→ What needs to be done:
Repeat the entries below word for word, leaving out the pictures.

→ Data provided:
··········

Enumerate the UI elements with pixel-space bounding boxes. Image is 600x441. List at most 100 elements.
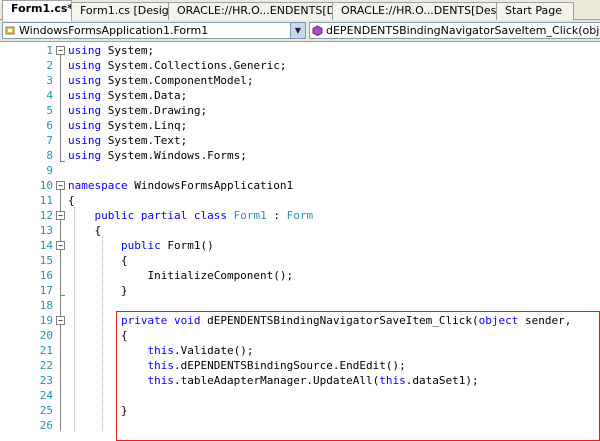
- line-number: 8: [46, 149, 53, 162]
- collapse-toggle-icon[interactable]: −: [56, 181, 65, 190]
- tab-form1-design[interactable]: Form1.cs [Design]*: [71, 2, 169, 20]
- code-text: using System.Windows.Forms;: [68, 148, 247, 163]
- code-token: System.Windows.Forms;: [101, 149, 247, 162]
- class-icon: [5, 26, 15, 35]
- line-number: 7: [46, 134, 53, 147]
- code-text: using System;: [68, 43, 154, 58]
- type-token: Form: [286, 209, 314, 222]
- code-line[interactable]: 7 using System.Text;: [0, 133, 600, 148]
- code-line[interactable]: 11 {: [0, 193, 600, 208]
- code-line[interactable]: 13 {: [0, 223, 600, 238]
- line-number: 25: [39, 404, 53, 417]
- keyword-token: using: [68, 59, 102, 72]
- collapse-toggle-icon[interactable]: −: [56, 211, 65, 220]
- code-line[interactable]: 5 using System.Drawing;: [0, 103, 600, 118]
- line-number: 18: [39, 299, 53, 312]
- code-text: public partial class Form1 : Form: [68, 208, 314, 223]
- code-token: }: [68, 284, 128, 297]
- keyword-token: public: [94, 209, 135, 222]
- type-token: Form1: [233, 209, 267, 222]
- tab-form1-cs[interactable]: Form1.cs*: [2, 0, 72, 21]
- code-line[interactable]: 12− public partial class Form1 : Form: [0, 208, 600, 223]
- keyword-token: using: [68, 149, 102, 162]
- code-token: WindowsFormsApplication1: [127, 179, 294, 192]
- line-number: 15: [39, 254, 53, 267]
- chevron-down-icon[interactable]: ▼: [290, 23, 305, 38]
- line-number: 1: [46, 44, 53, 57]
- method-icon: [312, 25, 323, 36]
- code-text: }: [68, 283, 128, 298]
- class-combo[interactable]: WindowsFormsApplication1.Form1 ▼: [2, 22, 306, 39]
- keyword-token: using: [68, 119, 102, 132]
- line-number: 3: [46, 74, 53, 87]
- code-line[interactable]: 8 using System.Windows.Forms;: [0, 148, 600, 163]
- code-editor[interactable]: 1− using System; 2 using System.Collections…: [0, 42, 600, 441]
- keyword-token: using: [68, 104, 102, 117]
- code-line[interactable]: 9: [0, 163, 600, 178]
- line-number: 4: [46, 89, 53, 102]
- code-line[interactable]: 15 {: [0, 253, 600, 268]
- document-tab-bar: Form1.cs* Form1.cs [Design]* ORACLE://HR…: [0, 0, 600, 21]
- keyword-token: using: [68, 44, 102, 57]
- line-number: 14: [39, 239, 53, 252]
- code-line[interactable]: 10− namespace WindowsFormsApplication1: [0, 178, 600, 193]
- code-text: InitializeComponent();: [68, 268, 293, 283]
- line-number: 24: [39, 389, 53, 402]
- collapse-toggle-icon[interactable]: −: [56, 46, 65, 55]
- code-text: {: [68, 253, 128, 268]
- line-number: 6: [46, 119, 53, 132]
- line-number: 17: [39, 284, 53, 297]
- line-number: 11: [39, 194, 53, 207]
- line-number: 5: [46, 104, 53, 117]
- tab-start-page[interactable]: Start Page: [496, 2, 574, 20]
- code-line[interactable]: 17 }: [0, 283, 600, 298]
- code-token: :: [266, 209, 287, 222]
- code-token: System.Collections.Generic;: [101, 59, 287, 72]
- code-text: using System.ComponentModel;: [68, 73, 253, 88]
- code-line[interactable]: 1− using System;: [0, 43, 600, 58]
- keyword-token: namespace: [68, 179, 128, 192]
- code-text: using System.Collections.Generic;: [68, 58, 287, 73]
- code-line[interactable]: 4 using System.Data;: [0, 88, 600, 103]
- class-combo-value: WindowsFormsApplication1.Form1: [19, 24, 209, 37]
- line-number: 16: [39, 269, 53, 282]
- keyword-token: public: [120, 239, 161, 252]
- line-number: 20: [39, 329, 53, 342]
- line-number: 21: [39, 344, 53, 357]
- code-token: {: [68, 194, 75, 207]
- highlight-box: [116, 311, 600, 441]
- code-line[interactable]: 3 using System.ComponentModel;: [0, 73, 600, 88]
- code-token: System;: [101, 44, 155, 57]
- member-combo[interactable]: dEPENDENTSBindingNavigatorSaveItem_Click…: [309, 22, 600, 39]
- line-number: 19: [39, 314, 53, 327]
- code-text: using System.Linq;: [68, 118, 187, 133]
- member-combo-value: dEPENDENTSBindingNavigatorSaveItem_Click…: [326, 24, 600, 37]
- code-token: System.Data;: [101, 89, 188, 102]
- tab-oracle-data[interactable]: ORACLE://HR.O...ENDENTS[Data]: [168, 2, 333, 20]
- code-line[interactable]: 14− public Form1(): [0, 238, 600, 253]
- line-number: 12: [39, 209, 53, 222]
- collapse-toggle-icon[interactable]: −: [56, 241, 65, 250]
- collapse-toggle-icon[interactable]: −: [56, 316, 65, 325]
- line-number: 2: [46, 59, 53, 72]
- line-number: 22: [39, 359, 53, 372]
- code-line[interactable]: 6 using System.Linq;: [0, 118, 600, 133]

··········

→ Task output:
Enumerate the UI elements with pixel-space bounding boxes. Image is 600x441. List at most 100 elements.
- line-number: 8: [46, 149, 53, 162]
- collapse-toggle-icon[interactable]: −: [56, 181, 65, 190]
- tab-form1-design[interactable]: Form1.cs [Design]*: [71, 2, 169, 20]
- code-text: using System.Windows.Forms;: [68, 148, 247, 163]
- code-token: System.Windows.Forms;: [101, 149, 247, 162]
- class-icon: [5, 26, 15, 35]
- line-number: 7: [46, 134, 53, 147]
- code-text: using System;: [68, 43, 154, 58]
- type-token: Form: [286, 209, 314, 222]
- code-line[interactable]: 7 using System.Text;: [0, 133, 600, 148]
- code-line[interactable]: 11 {: [0, 193, 600, 208]
- code-line[interactable]: 13 {: [0, 223, 600, 238]
- line-number: 25: [39, 404, 53, 417]
- keyword-token: using: [68, 59, 102, 72]
- collapse-toggle-icon[interactable]: −: [56, 211, 65, 220]
- code-line[interactable]: 5 using System.Drawing;: [0, 103, 600, 118]
- line-number: 18: [39, 299, 53, 312]
- code-text: public partial class Form1 : Form: [68, 208, 314, 223]
- code-token: }: [68, 284, 128, 297]
- keyword-token: public: [94, 209, 135, 222]
- type-token: Form1: [233, 209, 267, 222]
- tab-form1-cs[interactable]: Form1.cs*: [2, 0, 72, 21]
- code-line[interactable]: 12− public partial class Form1 : Form: [0, 208, 600, 223]
- keyword-token: using: [68, 149, 102, 162]
- code-token: WindowsFormsApplication1: [127, 179, 294, 192]
- line-number: 15: [39, 254, 53, 267]
- chevron-down-icon[interactable]: ▼: [290, 23, 305, 38]
- line-number: 1: [46, 44, 53, 57]
- method-icon: [312, 25, 323, 36]
- code-text: }: [68, 283, 128, 298]
- class-combo[interactable]: WindowsFormsApplication1.Form1 ▼: [2, 22, 306, 39]
- keyword-token: using: [68, 119, 102, 132]
- line-number: 3: [46, 74, 53, 87]
- code-line[interactable]: 8 using System.Windows.Forms;: [0, 148, 600, 163]
- code-editor[interactable]: 1− using System; 2 using System.Collections…: [0, 42, 600, 441]
- keyword-token: using: [68, 104, 102, 117]
- code-line[interactable]: 9: [0, 163, 600, 178]
- line-number: 4: [46, 89, 53, 102]
- code-line[interactable]: 15 {: [0, 253, 600, 268]
- document-tab-bar: Form1.cs* Form1.cs [Design]* ORACLE://HR…: [0, 0, 600, 21]
- keyword-token: using: [68, 44, 102, 57]
- line-number: 14: [39, 239, 53, 252]
- code-line[interactable]: 10− namespace WindowsFormsApplication1: [0, 178, 600, 193]
- code-text: InitializeComponent();: [68, 268, 293, 283]
- line-number: 24: [39, 389, 53, 402]
- collapse-toggle-icon[interactable]: −: [56, 46, 65, 55]
- code-text: {: [68, 253, 128, 268]
- line-number: 6: [46, 119, 53, 132]
- line-number: 17: [39, 284, 53, 297]
- line-number: 11: [39, 194, 53, 207]
- line-number: 5: [46, 104, 53, 117]
- tab-start-page[interactable]: Start Page: [496, 2, 574, 20]
- code-line[interactable]: 17 }: [0, 283, 600, 298]
- code-token: :: [266, 209, 287, 222]
- code-token: System.Collections.Generic;: [101, 59, 287, 72]
- code-text: using System.ComponentModel;: [68, 73, 253, 88]
- code-line[interactable]: 1− using System;: [0, 43, 600, 58]
- keyword-token: namespace: [68, 179, 128, 192]
- code-text: using System.Collections.Generic;: [68, 58, 287, 73]
- code-line[interactable]: 4 using System.Data;: [0, 88, 600, 103]
- class-combo-value: WindowsFormsApplication1.Form1: [19, 24, 209, 37]
- line-number: 16: [39, 269, 53, 282]
- keyword-token: public: [120, 239, 161, 252]
- line-number: 20: [39, 329, 53, 342]
- line-number: 21: [39, 344, 53, 357]
- code-token: {: [68, 194, 75, 207]
- highlight-box: [116, 311, 600, 441]
- code-line[interactable]: 3 using System.ComponentModel;: [0, 73, 600, 88]
- code-token: System;: [101, 44, 155, 57]
- member-combo[interactable]: dEPENDENTSBindingNavigatorSaveItem_Click…: [309, 22, 600, 39]
- line-number: 19: [39, 314, 53, 327]
- code-text: using System.Linq;: [68, 118, 187, 133]
- member-combo-value: dEPENDENTSBindingNavigatorSaveItem_Click…: [326, 24, 600, 37]
- code-token: System.Data;: [101, 89, 188, 102]
- tab-oracle-data[interactable]: ORACLE://HR.O...ENDENTS[Data]: [168, 2, 333, 20]
- code-line[interactable]: 14− public Form1(): [0, 238, 600, 253]
- line-number: 12: [39, 209, 53, 222]
- collapse-toggle-icon[interactable]: −: [56, 241, 65, 250]
- collapse-toggle-icon[interactable]: −: [56, 316, 65, 325]
- line-number: 2: [46, 59, 53, 72]
- line-number: 22: [39, 359, 53, 372]
- code-line[interactable]: 6 using System.Linq;: [0, 118, 600, 133]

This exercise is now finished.